| Problems |
A: In the text on the Houthis and Red Sea shipping, which convention set out the accepted criteria of statehood, and in what year?
B: Reproduce the part of the text on the Houthis and Red Sea shipping starting with "There is a permanent" and going on through "of all Yemen.".

| Provided text |
- - - - -

-1

This question is prompted by comments on my previous question about the relevance of armed professionals on shipping alters their legal status:

It's not legal for terrorists to attack a merchant ship in transit that isn't attacking or threatening a country, whether or not the ship has some "armed professionals" on it.

I didn't say the government of Yemen would have no right to interfere with the ship.

I get this to mean that an important consideration in determining the legality of attacks is the statehood or otherwise of the entity that carried out the attacks. The accepted criteria of statehood were laid down in the Montevideo Convention in 1933, which provided that a state must possess a permanent population, a defined territory, a government, and the capacity to conduct international relations.

There is a permanent population under the actual control of the Houthis, including the Yemeni capital Sanaa. There are maps of their control, which line up quite well with state borders that were internationally recognised until until quite recently. They have people working in roles that could be called a government, like president and Supreme Political Council and General Corporation for Textile Industry. I THINK they are recognised by Iran, though I cannot find any any good confirmation of that, and are able to communicate and have an influence internationally. I am fairly sure that they themselves consider that they are the legitimate rules of North Yemen at least. The US and much of the rest of the world considered them a terrorist group and recognise the Presidential Leadership Council as legitimate rules of all Yemen.

What effect do any of these facts have on the legality of the attacks on shipping in the Red Sea?

0

2 Answers 2

2

Without international recognition, the Houthis are not a state

Unless many states recognize a state, the Houthis are not a state. The internationally recognized state that has the borders where the Houthis claim power is Yemen. A single state that recognizes them as legitimate does not make them the internationally recognized government. Yemen has a chair in the UN, but the Houthis do not. That is the most telltale sign which of the two is deemed to be recognized internationally.

- - - - -

| Record extracts |
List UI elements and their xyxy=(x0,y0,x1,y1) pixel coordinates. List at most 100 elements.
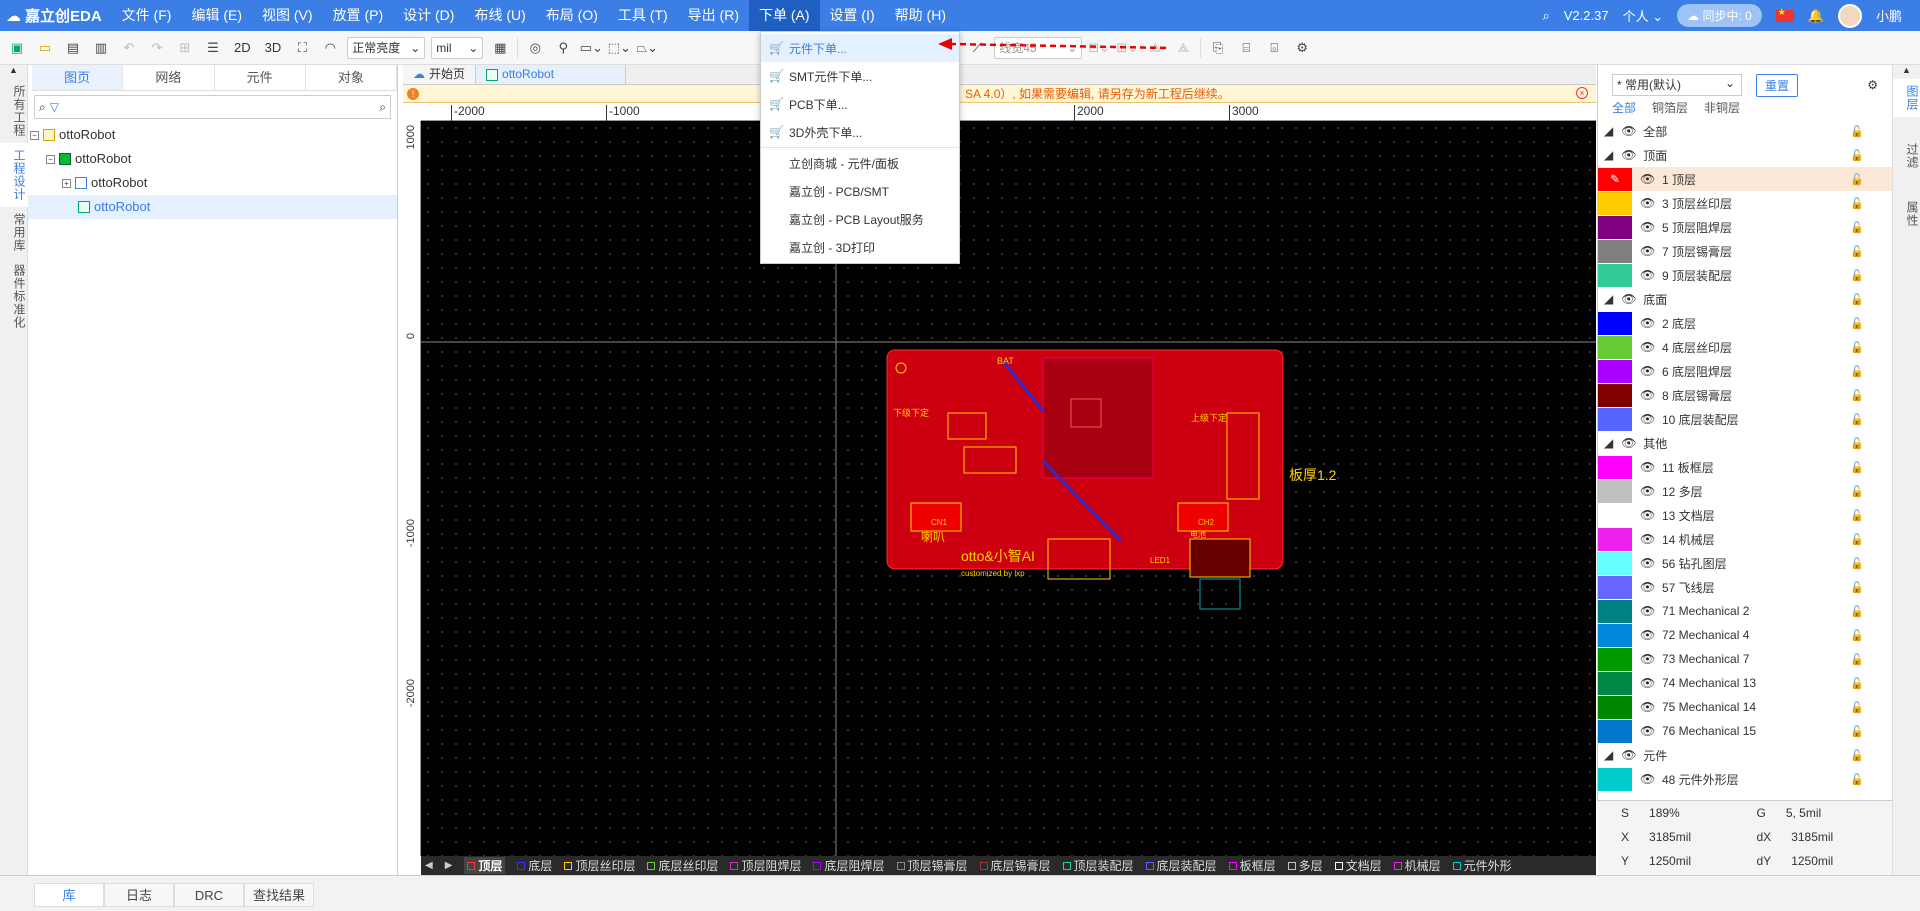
lock-icon[interactable]: 🔓 xyxy=(1850,509,1864,522)
tab-objects[interactable]: 对象 xyxy=(306,65,397,90)
layer-color-swatch[interactable] xyxy=(1598,647,1632,671)
lock-icon[interactable]: 🔓 xyxy=(1850,341,1864,354)
undo-icon[interactable]: ↶ xyxy=(118,37,140,59)
new-icon[interactable]: ▣ xyxy=(6,37,28,59)
dropdown-item[interactable]: 嘉立创 - PCB/SMT xyxy=(761,177,959,205)
layer-color-swatch[interactable] xyxy=(1598,551,1632,575)
lock-icon[interactable]: 🔓 xyxy=(1850,173,1864,186)
tab-start-page[interactable]: ☁ 开始页 xyxy=(403,65,477,84)
bottom-tab[interactable]: 查找结果 xyxy=(244,883,314,907)
layer-tab[interactable]: 顶层 xyxy=(464,857,506,874)
layer-row[interactable]: 👁 5 顶层阻焊层 🔓 xyxy=(1598,215,1892,239)
eye-icon[interactable]: 👁 xyxy=(1640,196,1656,210)
layer-color-swatch[interactable] xyxy=(1598,335,1632,359)
layer-tab[interactable]: 底层 xyxy=(517,857,552,874)
layer-row[interactable]: 👁 57 飞线层 🔓 xyxy=(1598,575,1892,599)
eye-icon[interactable]: 👁 xyxy=(1640,556,1656,570)
collapse-toggle-icon[interactable]: ◢ xyxy=(1604,748,1613,762)
vtab-properties[interactable]: 属性 xyxy=(1893,195,1920,233)
settings-icon[interactable]: ⚙ xyxy=(1291,37,1313,59)
layer-color-swatch[interactable] xyxy=(1598,719,1632,743)
lock-icon[interactable]: 🔓 xyxy=(1850,245,1864,258)
lock-icon[interactable]: 🔓 xyxy=(1850,461,1864,474)
lock-icon[interactable]: 🔓 xyxy=(1850,773,1864,786)
lock-icon[interactable]: 🔓 xyxy=(1850,413,1864,426)
tree-item-schematic[interactable]: + ottoRobot xyxy=(28,171,397,195)
eye-icon[interactable]: 👁 xyxy=(1640,652,1656,666)
eye-icon[interactable]: 👁 xyxy=(1640,700,1656,714)
collapse-toggle-icon[interactable]: ◢ xyxy=(1604,148,1613,162)
layer-row[interactable]: 👁 10 底层装配层 🔓 xyxy=(1598,407,1892,431)
camera-icon[interactable]: ⌸ xyxy=(1235,37,1257,59)
user-name[interactable]: 小鹏 xyxy=(1876,6,1902,25)
eye-icon[interactable]: 👁 xyxy=(1640,604,1656,618)
shape-icon[interactable]: ⏢⌄ xyxy=(636,37,658,59)
dropdown-item[interactable]: 🛒 PCB下单... xyxy=(761,90,959,118)
dropdown-item[interactable]: 嘉立创 - 3D打印 xyxy=(761,233,959,261)
lock-icon[interactable]: 🔓 xyxy=(1850,149,1864,162)
vtab-layers[interactable]: 图层 xyxy=(1893,79,1920,117)
search-icon[interactable]: ⌕ xyxy=(379,100,386,115)
brightness-icon[interactable]: ◠ xyxy=(319,37,341,59)
layer-row[interactable]: 👁 4 底层丝印层 🔓 xyxy=(1598,335,1892,359)
scroll-left-icon[interactable]: ◀ xyxy=(425,860,433,871)
layer-group-row[interactable]: ◢ 👁 底面 🔓 xyxy=(1598,287,1892,311)
layer-row[interactable]: 👁 72 Mechanical 4 🔓 xyxy=(1598,623,1892,647)
menu-10[interactable]: 设置 (I) xyxy=(820,0,885,31)
bottom-tab[interactable]: 日志 xyxy=(104,883,174,907)
bottom-tab[interactable]: 库 xyxy=(34,883,104,907)
menu-5[interactable]: 布线 (U) xyxy=(464,0,535,31)
layer-tab[interactable]: 底层阻焊层 xyxy=(813,857,885,874)
sync-status-badge[interactable]: ☁ 同步中: 0 xyxy=(1677,4,1762,27)
layer-row[interactable]: 👁 6 底层阻焊层 🔓 xyxy=(1598,359,1892,383)
menu-6[interactable]: 布局 (O) xyxy=(536,0,608,31)
menu-9[interactable]: 下单 (A) xyxy=(748,0,820,31)
pin-icon[interactable]: ⚲ xyxy=(552,37,574,59)
eye-icon[interactable]: 👁 xyxy=(1621,292,1637,306)
eye-icon[interactable]: 👁 xyxy=(1640,244,1656,258)
vtab-device-standard[interactable]: 器件标准化 xyxy=(0,258,28,335)
expand-toggle-icon[interactable]: + xyxy=(62,178,71,188)
filter-icon[interactable]: ▽ xyxy=(50,100,59,114)
lock-icon[interactable]: 🔓 xyxy=(1850,437,1864,450)
lock-icon[interactable]: 🔓 xyxy=(1850,557,1864,570)
layer-color-swatch[interactable] xyxy=(1598,263,1632,287)
collapse-toggle-icon[interactable]: − xyxy=(30,130,39,140)
eye-icon[interactable]: 👁 xyxy=(1640,628,1656,642)
tree-item-pcb[interactable]: ottoRobot xyxy=(28,195,397,219)
lock-icon[interactable]: 🔓 xyxy=(1850,293,1864,306)
eye-icon[interactable]: 👁 xyxy=(1640,508,1656,522)
close-icon[interactable]: × xyxy=(1576,87,1588,99)
layer-row[interactable]: 👁 8 底层锡膏层 🔓 xyxy=(1598,383,1892,407)
save-as-icon[interactable]: ▥ xyxy=(90,37,112,59)
layer-color-swatch[interactable] xyxy=(1598,623,1632,647)
search-icon[interactable]: ⌕ xyxy=(1542,8,1549,24)
tab-pages[interactable]: 图页 xyxy=(32,65,124,90)
layer-row[interactable]: 👁 76 Mechanical 15 🔓 xyxy=(1598,719,1892,743)
eye-icon[interactable]: 👁 xyxy=(1640,676,1656,690)
layer-tab[interactable]: 底层装配层 xyxy=(1145,857,1217,874)
eye-icon[interactable]: 👁 xyxy=(1621,748,1637,762)
layer-color-swatch[interactable] xyxy=(1598,599,1632,623)
layer-group-row[interactable]: ◢ 👁 其他 🔓 xyxy=(1598,431,1892,455)
layer-color-swatch[interactable] xyxy=(1598,359,1632,383)
layer-color-swatch[interactable] xyxy=(1598,407,1632,431)
language-flag-icon[interactable] xyxy=(1775,7,1794,22)
layer-group-row[interactable]: ◢ 👁 元件 🔓 xyxy=(1598,743,1892,767)
menu-11[interactable]: 帮助 (H) xyxy=(885,0,956,31)
vtab-all-projects[interactable]: 所有工程 xyxy=(0,79,28,143)
mirror-icon[interactable]: ⟁ xyxy=(1172,37,1194,59)
layer-tab[interactable]: 顶层阻焊层 xyxy=(730,857,801,874)
layer-row[interactable]: 👁 56 钻孔图层 🔓 xyxy=(1598,551,1892,575)
eye-icon[interactable]: 👁 xyxy=(1640,220,1656,234)
eye-icon[interactable]: 👁 xyxy=(1640,580,1656,594)
layer-preset-select[interactable]: * 常用(默认) xyxy=(1612,73,1742,96)
layer-row[interactable]: 👁 11 板框层 🔓 xyxy=(1598,455,1892,479)
layer-row[interactable]: 👁 14 机械层 🔓 xyxy=(1598,527,1892,551)
collapse-icon[interactable]: ▲ xyxy=(1893,65,1920,79)
filter-copper[interactable]: 铜箔层 xyxy=(1652,97,1688,119)
eye-icon[interactable]: 👁 xyxy=(1640,772,1656,786)
pcb-canvas[interactable]: otto&小智AI customized by lxp 喇叭 BAT 下级下定 … xyxy=(421,121,1596,856)
lock-icon[interactable]: 🔓 xyxy=(1850,365,1864,378)
layer-settings-icon[interactable]: ⚙ xyxy=(1867,78,1878,92)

- - - - -

| Answers to the tasks |
A: The Montevideo Convention, in 1933.

B:
There is a permanent population under the actual control of the Houthis, including the Yemeni capital Sanaa. There are maps of their control, which line up quite well with state borders that were internationally recognised until until quite recently. They have people working in roles that could be called a government, like president and Supreme Political Council and General Corporation for Textile Industry. I THINK they are recognised by Iran, though I cannot find any any good confirmation of that, and are able to communicate and have an influence internationally. I am fairly sure that they themselves consider that they are the legitimate rules of North Yemen at least. The US and much of the rest of the world considered them a terrorist group and recognise the Presidential Leadership Council as legitimate rules of all Yemen.